§ **What the task requires**
Quote every row below word for word, leaving out the pictures.

§ **Exercise materials**
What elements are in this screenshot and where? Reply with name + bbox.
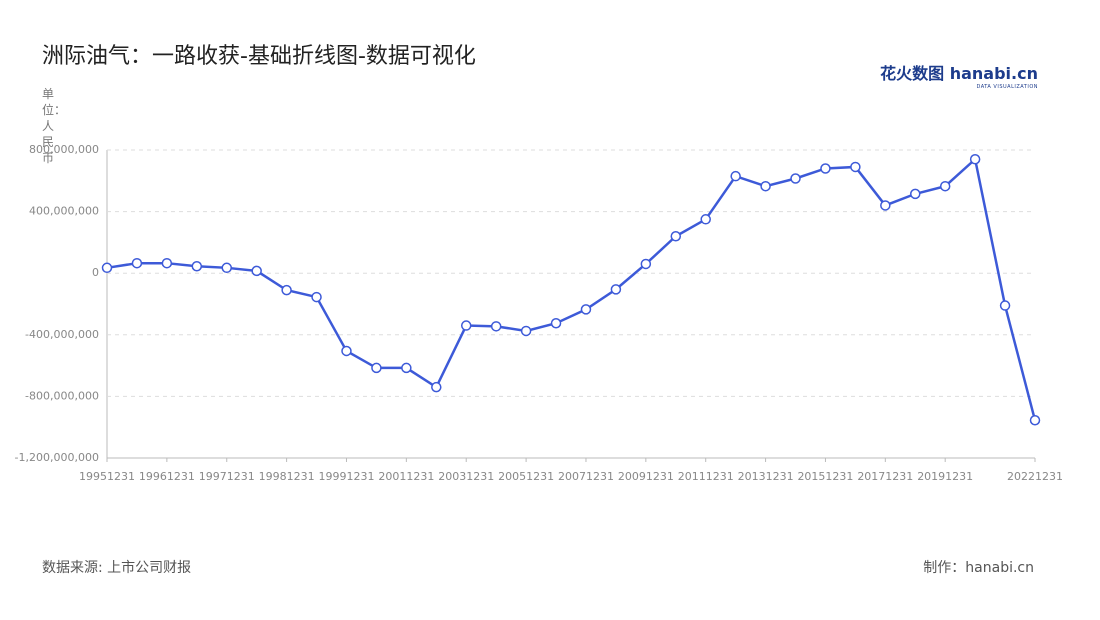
x-tick-label: 20091231 (618, 470, 674, 483)
x-tick-label: 19991231 (318, 470, 374, 483)
y-tick-label: -400,000,000 (25, 328, 99, 341)
data-point (401, 362, 412, 374)
y-tick-label: -800,000,000 (25, 389, 99, 402)
y-axis-label: 单位：人民币 (42, 87, 67, 165)
x-tick-label: 19971231 (199, 470, 255, 483)
data-point (999, 300, 1011, 311)
data-point (1029, 415, 1041, 426)
x-tick-label: 19961231 (139, 470, 195, 483)
logo: 花火数图 hanabi.cn DATA VISUALIZATION (880, 60, 1038, 90)
x-tick-label: 20191231 (917, 470, 973, 483)
data-point (760, 180, 771, 192)
data-point (101, 262, 113, 274)
credit: 制作：hanabi.cn (923, 560, 1034, 576)
y-tick-label: 0 (92, 266, 99, 279)
x-tick-label: 20031231 (438, 470, 494, 483)
y-tick-label: 800,000,000 (29, 143, 99, 156)
data-point (610, 284, 622, 295)
data-point (910, 188, 921, 200)
data-point (221, 262, 232, 274)
x-tick-label: 19981231 (259, 470, 315, 483)
data-point (371, 362, 382, 374)
data-point (670, 230, 682, 242)
data-point (700, 214, 711, 225)
data-point (341, 345, 352, 357)
logo-subtitle: DATA VISUALIZATION (976, 84, 1038, 90)
data-point (850, 161, 861, 173)
data-point (311, 291, 322, 303)
data-point (281, 284, 292, 296)
x-tick-label: 20131231 (738, 470, 794, 483)
data-point (490, 321, 502, 332)
x-tick-label: 20051231 (498, 470, 554, 483)
data-point (550, 318, 562, 329)
y-tick-label: -1,200,000,000 (15, 451, 99, 464)
x-tick-label: 20151231 (797, 470, 853, 483)
x-tick-label: 20071231 (558, 470, 614, 483)
data-point (580, 304, 592, 315)
data-point (191, 261, 203, 272)
data-point (640, 258, 652, 270)
data-point (820, 163, 831, 174)
x-tick-label: 20221231 (1007, 470, 1063, 483)
data-point (880, 200, 891, 211)
series-line (106, 156, 1037, 421)
data-point (251, 265, 262, 277)
data-point (460, 320, 472, 331)
data-point (161, 257, 173, 269)
x-tick-label: 19951231 (79, 470, 135, 483)
logo-text: 花火数图 hanabi.cn (880, 64, 1038, 83)
data-point (431, 381, 442, 393)
data-point (520, 325, 532, 337)
x-tick-label: 20011231 (378, 470, 434, 483)
x-tick-label: 20171231 (857, 470, 913, 483)
data-point (790, 173, 801, 184)
data-point (969, 153, 981, 165)
chart-title: 洲际油气：一路收获-基础折线图-数据可视化 (42, 44, 476, 69)
y-tick-label: 400,000,000 (29, 205, 99, 218)
data-point (131, 257, 143, 269)
source-note: 数据来源: 上市公司财报 (42, 560, 192, 576)
data-point (730, 170, 741, 182)
data-point (939, 180, 951, 192)
x-tick-label: 20111231 (678, 470, 734, 483)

§ **Solution for this task**
What elements are in this screenshot and where? Reply with name + bbox.
x-tick-label: 20091231 (618, 470, 674, 483)
x-tick-label: 19991231 (318, 470, 374, 483)
y-tick-label: -400,000,000 (25, 328, 99, 341)
data-point (401, 362, 412, 374)
y-tick-label: -800,000,000 (25, 389, 99, 402)
y-axis-label: 单位：人民币 (42, 87, 67, 165)
x-tick-label: 19971231 (199, 470, 255, 483)
data-point (999, 300, 1011, 311)
data-point (1029, 415, 1041, 426)
x-tick-label: 19961231 (139, 470, 195, 483)
logo: 花火数图 hanabi.cn DATA VISUALIZATION (880, 60, 1038, 90)
x-tick-label: 20191231 (917, 470, 973, 483)
data-point (760, 180, 771, 192)
data-point (101, 262, 113, 274)
credit: 制作：hanabi.cn (923, 560, 1034, 576)
y-tick-label: 0 (92, 266, 99, 279)
x-tick-label: 20031231 (438, 470, 494, 483)
y-tick-label: 800,000,000 (29, 143, 99, 156)
data-point (610, 284, 622, 295)
data-point (910, 188, 921, 200)
data-point (221, 262, 232, 274)
x-tick-label: 19981231 (259, 470, 315, 483)
data-point (371, 362, 382, 374)
data-point (670, 230, 682, 242)
data-point (700, 214, 711, 225)
data-point (341, 345, 352, 357)
logo-subtitle: DATA VISUALIZATION (976, 84, 1038, 90)
data-point (850, 161, 861, 173)
data-point (311, 291, 322, 303)
data-point (281, 284, 292, 296)
x-tick-label: 20131231 (738, 470, 794, 483)
data-point (490, 321, 502, 332)
x-tick-label: 20051231 (498, 470, 554, 483)
data-point (550, 318, 562, 329)
y-tick-label: -1,200,000,000 (15, 451, 99, 464)
x-tick-label: 20151231 (797, 470, 853, 483)
x-tick-label: 20071231 (558, 470, 614, 483)
data-point (580, 304, 592, 315)
data-point (191, 261, 203, 272)
data-point (640, 258, 652, 270)
data-point (820, 163, 831, 174)
x-tick-label: 20221231 (1007, 470, 1063, 483)
data-point (880, 200, 891, 211)
series-line (106, 156, 1037, 421)
data-point (251, 265, 262, 277)
data-point (460, 320, 472, 331)
data-point (161, 257, 173, 269)
x-tick-label: 19951231 (79, 470, 135, 483)
logo-text: 花火数图 hanabi.cn (880, 64, 1038, 83)
data-point (431, 381, 442, 393)
data-point (520, 325, 532, 337)
x-tick-label: 20011231 (378, 470, 434, 483)
x-tick-label: 20171231 (857, 470, 913, 483)
data-point (790, 173, 801, 184)
data-point (969, 153, 981, 165)
chart-title: 洲际油气：一路收获-基础折线图-数据可视化 (42, 44, 476, 69)
y-tick-label: 400,000,000 (29, 205, 99, 218)
data-point (131, 257, 143, 269)
source-note: 数据来源: 上市公司财报 (42, 560, 192, 576)
data-point (730, 170, 741, 182)
data-point (939, 180, 951, 192)
x-tick-label: 20111231 (678, 470, 734, 483)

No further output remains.